## Prompt
Find the string "smith" in the data, then copy every line where it is found.

## Record list
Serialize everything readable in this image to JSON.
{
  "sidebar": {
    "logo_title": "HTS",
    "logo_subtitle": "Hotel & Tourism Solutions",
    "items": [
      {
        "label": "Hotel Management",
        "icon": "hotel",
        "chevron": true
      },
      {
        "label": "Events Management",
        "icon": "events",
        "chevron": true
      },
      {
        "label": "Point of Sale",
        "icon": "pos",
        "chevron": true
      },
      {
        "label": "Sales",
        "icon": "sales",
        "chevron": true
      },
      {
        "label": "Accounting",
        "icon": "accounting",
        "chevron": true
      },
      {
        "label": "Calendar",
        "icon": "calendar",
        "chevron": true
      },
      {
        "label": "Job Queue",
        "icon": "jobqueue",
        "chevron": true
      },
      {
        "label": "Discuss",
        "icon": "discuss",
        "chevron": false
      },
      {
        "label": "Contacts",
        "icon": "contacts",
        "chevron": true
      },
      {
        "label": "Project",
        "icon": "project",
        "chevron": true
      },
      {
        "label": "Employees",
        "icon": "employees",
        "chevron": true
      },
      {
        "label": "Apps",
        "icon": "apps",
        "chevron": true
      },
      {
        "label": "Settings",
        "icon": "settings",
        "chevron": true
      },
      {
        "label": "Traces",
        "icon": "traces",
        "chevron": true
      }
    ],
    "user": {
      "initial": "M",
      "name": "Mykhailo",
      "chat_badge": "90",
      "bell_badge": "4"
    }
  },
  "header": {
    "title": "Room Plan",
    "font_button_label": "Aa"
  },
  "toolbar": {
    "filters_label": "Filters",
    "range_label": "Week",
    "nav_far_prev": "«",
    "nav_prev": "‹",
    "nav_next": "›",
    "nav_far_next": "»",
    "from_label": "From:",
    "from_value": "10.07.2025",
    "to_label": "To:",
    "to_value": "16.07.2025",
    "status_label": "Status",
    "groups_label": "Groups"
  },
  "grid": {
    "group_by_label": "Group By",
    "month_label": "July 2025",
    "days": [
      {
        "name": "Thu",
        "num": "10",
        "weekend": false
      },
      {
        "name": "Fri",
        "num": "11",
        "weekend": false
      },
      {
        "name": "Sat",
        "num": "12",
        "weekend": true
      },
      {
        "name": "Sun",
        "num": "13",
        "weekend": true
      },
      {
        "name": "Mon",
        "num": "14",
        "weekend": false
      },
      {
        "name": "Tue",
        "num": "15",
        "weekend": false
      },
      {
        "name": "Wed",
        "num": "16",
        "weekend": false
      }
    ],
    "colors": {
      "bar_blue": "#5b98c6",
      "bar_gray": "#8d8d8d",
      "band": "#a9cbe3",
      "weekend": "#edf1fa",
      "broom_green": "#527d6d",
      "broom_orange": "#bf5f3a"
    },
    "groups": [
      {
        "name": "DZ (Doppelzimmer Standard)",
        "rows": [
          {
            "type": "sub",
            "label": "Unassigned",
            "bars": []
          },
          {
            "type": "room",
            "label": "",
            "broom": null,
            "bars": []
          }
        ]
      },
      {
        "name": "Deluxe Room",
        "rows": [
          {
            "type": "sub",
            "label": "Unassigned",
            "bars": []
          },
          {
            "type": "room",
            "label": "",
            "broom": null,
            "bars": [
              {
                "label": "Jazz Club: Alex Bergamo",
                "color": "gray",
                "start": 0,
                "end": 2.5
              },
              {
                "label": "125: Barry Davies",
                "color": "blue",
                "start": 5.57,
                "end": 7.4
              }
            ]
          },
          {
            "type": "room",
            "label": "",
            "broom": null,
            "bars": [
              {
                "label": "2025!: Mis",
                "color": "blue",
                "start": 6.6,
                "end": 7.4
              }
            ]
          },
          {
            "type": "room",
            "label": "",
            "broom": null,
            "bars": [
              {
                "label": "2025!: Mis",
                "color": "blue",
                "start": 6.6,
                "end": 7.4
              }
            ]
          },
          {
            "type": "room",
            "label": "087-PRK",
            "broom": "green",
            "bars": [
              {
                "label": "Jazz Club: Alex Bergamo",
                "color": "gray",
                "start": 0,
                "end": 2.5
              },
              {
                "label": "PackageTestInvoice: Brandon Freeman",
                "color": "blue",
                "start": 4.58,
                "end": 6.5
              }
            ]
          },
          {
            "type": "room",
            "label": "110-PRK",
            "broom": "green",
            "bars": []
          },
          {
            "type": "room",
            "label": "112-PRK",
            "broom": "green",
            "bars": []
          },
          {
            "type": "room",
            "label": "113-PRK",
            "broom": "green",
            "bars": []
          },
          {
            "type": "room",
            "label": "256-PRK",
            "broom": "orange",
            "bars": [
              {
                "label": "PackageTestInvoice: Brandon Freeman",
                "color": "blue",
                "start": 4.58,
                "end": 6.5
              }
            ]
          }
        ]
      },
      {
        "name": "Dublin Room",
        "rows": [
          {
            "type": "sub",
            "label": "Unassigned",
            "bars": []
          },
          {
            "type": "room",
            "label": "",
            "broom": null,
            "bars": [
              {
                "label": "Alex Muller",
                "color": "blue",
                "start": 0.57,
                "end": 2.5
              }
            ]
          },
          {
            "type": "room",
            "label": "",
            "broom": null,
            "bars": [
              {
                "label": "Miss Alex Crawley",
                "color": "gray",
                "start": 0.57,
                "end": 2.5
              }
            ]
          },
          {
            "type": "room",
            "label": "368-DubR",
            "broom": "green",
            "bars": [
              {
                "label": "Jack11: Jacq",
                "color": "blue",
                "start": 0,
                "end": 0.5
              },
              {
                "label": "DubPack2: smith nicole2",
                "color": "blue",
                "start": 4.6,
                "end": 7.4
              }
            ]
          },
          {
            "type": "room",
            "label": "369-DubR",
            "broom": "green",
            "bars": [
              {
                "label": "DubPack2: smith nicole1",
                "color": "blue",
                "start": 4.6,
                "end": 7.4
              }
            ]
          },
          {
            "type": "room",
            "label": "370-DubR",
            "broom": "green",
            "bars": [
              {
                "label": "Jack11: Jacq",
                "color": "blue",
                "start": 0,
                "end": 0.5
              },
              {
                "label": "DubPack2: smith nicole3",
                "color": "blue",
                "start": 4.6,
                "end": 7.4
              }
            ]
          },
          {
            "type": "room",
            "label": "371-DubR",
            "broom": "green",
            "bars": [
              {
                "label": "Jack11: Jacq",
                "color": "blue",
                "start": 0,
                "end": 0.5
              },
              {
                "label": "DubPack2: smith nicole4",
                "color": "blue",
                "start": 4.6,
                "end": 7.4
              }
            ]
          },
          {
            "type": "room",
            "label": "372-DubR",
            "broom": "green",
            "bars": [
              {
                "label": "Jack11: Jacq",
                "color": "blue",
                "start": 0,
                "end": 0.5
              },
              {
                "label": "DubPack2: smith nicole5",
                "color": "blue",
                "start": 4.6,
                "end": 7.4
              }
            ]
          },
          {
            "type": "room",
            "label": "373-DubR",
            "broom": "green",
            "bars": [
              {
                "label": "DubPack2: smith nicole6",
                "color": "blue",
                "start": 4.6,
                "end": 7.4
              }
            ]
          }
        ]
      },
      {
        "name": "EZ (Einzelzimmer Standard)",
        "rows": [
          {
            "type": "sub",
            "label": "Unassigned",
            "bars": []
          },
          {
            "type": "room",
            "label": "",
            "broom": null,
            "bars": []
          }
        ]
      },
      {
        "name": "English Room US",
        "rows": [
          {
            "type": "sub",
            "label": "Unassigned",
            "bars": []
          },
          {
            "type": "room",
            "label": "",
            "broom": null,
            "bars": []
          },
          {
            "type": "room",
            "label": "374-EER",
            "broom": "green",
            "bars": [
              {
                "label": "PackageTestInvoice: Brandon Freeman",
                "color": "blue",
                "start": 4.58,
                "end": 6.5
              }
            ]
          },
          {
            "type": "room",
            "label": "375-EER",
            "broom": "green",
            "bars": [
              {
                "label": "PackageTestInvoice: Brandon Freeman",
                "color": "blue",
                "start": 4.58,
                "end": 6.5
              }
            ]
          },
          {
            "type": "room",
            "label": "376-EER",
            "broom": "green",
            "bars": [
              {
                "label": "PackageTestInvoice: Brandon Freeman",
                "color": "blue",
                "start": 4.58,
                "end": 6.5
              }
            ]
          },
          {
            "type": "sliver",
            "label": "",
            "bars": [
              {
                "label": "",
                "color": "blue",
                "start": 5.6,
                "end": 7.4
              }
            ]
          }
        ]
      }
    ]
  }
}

## Written answer
                "label": "DubPack2: smith nicole2",
                "label": "DubPack2: smith nicole1",
                "label": "DubPack2: smith nicole3",
                "label": "DubPack2: smith nicole4",
                "label": "DubPack2: smith nicole5",
                "label": "DubPack2: smith nicole6",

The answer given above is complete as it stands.